◆ **Objective**
Every record here should be printed again exactly.

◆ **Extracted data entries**
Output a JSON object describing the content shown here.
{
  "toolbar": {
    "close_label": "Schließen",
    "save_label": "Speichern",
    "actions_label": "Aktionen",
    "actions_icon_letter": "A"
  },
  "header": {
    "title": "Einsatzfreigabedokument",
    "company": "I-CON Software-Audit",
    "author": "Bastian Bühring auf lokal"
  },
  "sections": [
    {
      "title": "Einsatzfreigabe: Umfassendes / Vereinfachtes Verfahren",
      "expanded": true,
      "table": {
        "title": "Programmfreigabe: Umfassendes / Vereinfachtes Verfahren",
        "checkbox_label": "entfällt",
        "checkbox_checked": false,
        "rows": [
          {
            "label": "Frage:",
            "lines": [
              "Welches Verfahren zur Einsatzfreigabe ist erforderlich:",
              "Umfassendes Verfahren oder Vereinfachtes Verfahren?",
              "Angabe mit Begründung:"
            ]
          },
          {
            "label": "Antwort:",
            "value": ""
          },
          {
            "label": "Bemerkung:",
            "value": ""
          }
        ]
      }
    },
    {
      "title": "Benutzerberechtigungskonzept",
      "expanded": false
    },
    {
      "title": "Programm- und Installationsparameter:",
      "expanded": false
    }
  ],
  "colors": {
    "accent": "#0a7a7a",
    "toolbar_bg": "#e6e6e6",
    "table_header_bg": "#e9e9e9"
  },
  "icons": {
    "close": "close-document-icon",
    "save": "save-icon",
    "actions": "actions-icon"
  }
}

◆ **Worked answer**
Output a JSON object describing the content shown here.
{
  "toolbar": {
    "close_label": "Schließen",
    "save_label": "Speichern",
    "actions_label": "Aktionen",
    "actions_icon_letter": "A"
  },
  "header": {
    "title": "Einsatzfreigabedokument",
    "company": "I-CON Software-Audit",
    "author": "Bastian Bühring auf lokal"
  },
  "sections": [
    {
      "title": "Einsatzfreigabe: Umfassendes / Vereinfachtes Verfahren",
      "expanded": true,
      "table": {
        "title": "Programmfreigabe: Umfassendes / Vereinfachtes Verfahren",
        "checkbox_label": "entfällt",
        "checkbox_checked": false,
        "rows": [
          {
            "label": "Frage:",
            "lines": [
              "Welches Verfahren zur Einsatzfreigabe ist erforderlich:",
              "Umfassendes Verfahren oder Vereinfachtes Verfahren?",
              "Angabe mit Begründung:"
            ]
          },
          {
            "label": "Antwort:",
            "value": ""
          },
          {
            "label": "Bemerkung:",
            "value": ""
          }
        ]
      }
    },
    {
      "title": "Benutzerberechtigungskonzept",
      "expanded": false
    },
    {
      "title": "Programm- und Installationsparameter:",
      "expanded": false
    }
  ],
  "colors": {
    "accent": "#0a7a7a",
    "toolbar_bg": "#e6e6e6",
    "table_header_bg": "#e9e9e9"
  },
  "icons": {
    "close": "close-document-icon",
    "save": "save-icon",
    "actions": "actions-icon"
  }
}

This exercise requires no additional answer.